Problem details -
Could you output each line of the data that follows exactly?
── The data ──
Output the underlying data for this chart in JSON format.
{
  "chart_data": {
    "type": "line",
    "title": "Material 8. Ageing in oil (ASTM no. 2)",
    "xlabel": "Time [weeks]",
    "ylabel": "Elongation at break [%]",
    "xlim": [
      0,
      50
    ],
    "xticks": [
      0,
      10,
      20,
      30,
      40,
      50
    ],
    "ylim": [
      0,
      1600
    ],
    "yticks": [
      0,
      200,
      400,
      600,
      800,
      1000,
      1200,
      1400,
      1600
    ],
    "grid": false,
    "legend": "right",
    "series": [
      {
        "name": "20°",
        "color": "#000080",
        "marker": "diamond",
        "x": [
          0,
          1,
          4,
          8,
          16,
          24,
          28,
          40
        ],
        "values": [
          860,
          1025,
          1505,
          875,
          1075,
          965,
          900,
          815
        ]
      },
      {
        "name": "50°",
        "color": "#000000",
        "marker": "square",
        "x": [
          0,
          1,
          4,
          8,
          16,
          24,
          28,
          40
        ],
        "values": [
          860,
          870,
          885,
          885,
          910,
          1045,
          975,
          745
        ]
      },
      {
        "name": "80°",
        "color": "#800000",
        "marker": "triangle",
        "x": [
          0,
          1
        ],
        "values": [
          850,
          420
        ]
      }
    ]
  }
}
───
Complete output -
Output the underlying data for this chart in JSON format.
{
  "chart_data": {
    "type": "line",
    "title": "Material 8. Ageing in oil (ASTM no. 2)",
    "xlabel": "Time [weeks]",
    "ylabel": "Elongation at break [%]",
    "xlim": [
      0,
      50
    ],
    "xticks": [
      0,
      10,
      20,
      30,
      40,
      50
    ],
    "ylim": [
      0,
      1600
    ],
    "yticks": [
      0,
      200,
      400,
      600,
      800,
      1000,
      1200,
      1400,
      1600
    ],
    "grid": false,
    "legend": "right",
    "series": [
      {
        "name": "20°",
        "color": "#000080",
        "marker": "diamond",
        "x": [
          0,
          1,
          4,
          8,
          16,
          24,
          28,
          40
        ],
        "values": [
          860,
          1025,
          1505,
          875,
          1075,
          965,
          900,
          815
        ]
      },
      {
        "name": "50°",
        "color": "#000000",
        "marker": "square",
        "x": [
          0,
          1,
          4,
          8,
          16,
          24,
          28,
          40
        ],
        "values": [
          860,
          870,
          885,
          885,
          910,
          1045,
          975,
          745
        ]
      },
      {
        "name": "80°",
        "color": "#800000",
        "marker": "triangle",
        "x": [
          0,
          1
        ],
        "values": [
          850,
          420
        ]
      }
    ]
  }
}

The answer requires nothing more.